Say how many lines in the records include the string "title", adding no other words.

————————

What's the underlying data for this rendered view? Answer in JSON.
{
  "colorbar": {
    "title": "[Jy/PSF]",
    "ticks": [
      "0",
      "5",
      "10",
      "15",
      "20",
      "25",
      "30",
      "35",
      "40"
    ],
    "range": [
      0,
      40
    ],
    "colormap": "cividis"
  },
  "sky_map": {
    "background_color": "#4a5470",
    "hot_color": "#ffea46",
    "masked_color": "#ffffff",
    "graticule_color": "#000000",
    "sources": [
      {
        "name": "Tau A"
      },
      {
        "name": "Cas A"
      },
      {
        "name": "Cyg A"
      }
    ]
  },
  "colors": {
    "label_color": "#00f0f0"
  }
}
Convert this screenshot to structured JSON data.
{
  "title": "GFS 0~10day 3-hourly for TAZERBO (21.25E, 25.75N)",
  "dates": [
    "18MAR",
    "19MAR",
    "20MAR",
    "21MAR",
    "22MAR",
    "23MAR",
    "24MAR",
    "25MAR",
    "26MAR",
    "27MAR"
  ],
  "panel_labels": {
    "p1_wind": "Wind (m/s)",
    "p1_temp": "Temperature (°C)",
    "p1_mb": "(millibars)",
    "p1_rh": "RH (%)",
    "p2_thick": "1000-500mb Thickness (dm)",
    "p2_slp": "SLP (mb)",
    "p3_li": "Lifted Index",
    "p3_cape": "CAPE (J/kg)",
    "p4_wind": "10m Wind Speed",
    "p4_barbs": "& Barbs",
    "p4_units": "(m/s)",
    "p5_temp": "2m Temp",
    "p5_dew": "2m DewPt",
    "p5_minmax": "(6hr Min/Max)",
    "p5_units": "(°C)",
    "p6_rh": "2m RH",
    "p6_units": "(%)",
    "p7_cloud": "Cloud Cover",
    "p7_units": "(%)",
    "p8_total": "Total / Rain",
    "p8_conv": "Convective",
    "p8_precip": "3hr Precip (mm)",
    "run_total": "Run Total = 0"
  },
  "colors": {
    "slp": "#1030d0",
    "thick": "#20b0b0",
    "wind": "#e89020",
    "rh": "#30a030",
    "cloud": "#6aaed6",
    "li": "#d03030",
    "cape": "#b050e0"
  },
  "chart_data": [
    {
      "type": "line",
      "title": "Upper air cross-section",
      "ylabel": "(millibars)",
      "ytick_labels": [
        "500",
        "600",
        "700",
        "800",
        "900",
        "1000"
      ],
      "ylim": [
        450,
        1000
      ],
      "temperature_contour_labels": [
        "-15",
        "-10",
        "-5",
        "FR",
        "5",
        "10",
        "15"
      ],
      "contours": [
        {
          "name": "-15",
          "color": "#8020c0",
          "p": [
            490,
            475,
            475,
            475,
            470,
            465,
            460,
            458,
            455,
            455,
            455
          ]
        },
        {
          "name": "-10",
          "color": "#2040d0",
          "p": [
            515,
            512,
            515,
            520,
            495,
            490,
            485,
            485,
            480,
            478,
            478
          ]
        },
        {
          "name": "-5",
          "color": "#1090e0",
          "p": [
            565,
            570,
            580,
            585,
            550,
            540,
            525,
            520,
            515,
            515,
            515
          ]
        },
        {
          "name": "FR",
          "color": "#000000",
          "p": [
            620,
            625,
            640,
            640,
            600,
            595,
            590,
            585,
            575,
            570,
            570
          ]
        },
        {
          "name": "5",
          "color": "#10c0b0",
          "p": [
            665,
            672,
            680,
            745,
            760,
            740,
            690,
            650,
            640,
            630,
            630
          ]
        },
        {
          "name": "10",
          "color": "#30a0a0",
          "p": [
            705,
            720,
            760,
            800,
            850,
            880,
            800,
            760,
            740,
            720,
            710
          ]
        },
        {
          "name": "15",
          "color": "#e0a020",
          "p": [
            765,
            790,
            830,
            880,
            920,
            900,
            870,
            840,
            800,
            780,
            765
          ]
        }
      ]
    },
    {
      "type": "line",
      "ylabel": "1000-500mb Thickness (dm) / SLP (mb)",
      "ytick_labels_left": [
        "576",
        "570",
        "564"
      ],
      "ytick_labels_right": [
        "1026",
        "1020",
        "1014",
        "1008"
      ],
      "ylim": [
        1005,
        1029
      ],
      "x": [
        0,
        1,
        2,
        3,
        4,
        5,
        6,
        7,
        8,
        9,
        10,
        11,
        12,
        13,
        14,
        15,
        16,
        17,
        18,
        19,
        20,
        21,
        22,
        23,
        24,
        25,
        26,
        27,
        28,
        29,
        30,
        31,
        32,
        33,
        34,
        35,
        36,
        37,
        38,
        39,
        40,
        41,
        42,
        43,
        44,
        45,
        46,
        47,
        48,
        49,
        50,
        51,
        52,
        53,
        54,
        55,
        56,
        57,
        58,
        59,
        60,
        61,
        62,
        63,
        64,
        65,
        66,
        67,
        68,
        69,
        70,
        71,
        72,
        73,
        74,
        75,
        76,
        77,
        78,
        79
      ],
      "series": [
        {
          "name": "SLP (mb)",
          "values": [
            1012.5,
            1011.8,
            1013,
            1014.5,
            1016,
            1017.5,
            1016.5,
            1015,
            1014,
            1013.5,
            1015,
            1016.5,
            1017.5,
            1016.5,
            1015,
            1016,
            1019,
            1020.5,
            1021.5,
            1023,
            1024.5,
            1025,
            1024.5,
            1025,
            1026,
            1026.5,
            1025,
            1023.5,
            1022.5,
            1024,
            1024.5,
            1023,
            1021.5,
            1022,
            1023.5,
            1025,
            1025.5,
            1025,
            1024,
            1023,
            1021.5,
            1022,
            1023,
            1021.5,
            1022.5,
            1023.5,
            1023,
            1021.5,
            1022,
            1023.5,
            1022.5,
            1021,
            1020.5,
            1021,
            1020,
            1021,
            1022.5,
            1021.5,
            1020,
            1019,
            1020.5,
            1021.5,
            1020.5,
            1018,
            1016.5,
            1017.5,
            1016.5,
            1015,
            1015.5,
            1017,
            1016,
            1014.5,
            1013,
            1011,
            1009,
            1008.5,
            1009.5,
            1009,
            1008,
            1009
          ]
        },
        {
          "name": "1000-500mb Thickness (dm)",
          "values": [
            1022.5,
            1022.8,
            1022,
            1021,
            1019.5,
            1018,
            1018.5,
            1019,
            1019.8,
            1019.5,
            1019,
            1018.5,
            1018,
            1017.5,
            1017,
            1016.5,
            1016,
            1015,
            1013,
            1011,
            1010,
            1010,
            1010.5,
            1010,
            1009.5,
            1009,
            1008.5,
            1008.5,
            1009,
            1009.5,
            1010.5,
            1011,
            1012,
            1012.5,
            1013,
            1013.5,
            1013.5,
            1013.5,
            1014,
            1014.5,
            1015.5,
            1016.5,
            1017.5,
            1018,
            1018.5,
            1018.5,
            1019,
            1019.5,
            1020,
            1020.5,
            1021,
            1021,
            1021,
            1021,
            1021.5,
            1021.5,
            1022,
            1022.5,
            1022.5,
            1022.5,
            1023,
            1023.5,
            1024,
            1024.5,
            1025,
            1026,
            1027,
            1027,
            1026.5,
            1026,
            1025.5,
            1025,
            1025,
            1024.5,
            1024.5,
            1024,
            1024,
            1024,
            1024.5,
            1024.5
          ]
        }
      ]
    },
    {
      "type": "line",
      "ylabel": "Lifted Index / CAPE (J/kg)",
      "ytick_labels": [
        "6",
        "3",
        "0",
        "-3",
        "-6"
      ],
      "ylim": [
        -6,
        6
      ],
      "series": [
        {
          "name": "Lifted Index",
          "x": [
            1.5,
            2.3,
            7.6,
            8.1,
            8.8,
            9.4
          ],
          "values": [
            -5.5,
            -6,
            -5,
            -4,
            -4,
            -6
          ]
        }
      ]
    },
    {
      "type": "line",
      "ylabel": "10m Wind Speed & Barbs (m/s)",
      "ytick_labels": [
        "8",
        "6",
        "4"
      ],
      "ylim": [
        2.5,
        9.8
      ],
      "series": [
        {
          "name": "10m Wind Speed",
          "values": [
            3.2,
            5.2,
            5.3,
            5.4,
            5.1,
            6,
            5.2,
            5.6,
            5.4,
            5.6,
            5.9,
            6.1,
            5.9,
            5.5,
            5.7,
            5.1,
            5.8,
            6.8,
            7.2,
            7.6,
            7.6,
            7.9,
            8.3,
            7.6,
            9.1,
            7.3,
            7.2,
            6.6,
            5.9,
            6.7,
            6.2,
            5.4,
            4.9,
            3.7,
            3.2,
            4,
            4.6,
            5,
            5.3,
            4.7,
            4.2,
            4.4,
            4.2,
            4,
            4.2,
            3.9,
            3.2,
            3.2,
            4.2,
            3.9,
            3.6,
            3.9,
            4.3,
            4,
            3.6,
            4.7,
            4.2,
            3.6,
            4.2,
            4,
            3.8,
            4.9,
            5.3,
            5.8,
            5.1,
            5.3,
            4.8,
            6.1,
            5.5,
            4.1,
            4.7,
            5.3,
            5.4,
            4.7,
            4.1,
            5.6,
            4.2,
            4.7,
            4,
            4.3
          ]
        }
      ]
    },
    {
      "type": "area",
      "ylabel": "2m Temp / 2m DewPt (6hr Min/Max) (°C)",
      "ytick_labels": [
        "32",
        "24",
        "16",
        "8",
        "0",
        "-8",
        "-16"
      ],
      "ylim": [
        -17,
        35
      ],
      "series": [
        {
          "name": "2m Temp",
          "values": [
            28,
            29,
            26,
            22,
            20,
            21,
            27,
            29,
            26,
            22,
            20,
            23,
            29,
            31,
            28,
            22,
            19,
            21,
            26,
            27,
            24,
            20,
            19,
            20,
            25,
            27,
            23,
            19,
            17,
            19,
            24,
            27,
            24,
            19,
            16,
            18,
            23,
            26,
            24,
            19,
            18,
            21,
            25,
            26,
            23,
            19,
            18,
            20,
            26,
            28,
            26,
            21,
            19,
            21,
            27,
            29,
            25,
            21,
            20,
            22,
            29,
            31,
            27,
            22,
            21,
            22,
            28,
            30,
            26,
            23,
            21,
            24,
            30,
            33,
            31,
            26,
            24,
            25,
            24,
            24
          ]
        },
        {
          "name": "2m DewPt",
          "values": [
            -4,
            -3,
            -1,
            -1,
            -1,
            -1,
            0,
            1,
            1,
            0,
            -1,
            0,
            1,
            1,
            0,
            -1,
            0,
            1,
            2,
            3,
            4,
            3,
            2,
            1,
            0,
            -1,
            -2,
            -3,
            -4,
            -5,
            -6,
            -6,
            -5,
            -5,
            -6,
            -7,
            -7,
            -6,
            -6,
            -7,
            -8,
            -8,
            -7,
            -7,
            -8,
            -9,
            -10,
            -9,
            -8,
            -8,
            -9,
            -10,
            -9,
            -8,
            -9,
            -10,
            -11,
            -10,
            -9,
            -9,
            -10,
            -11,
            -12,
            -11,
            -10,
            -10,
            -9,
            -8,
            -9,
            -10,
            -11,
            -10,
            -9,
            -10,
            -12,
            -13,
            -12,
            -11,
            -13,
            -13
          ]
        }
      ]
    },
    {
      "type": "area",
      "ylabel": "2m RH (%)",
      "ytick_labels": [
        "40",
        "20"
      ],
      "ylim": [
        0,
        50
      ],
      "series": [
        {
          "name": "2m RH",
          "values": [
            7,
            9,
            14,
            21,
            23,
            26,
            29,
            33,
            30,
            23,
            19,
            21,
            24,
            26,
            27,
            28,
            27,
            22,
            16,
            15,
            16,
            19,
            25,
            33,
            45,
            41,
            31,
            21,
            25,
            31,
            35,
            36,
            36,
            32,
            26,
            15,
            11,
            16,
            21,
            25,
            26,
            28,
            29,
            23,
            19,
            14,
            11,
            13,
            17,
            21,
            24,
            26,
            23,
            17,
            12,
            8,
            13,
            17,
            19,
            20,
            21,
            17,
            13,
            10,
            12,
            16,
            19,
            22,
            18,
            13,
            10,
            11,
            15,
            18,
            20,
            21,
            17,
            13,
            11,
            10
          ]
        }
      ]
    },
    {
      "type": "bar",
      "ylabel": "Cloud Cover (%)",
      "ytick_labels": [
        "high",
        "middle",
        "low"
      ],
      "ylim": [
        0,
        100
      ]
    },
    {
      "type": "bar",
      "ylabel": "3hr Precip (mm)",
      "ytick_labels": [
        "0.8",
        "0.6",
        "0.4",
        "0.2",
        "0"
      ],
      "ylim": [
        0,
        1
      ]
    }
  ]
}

————————

§ Reply
3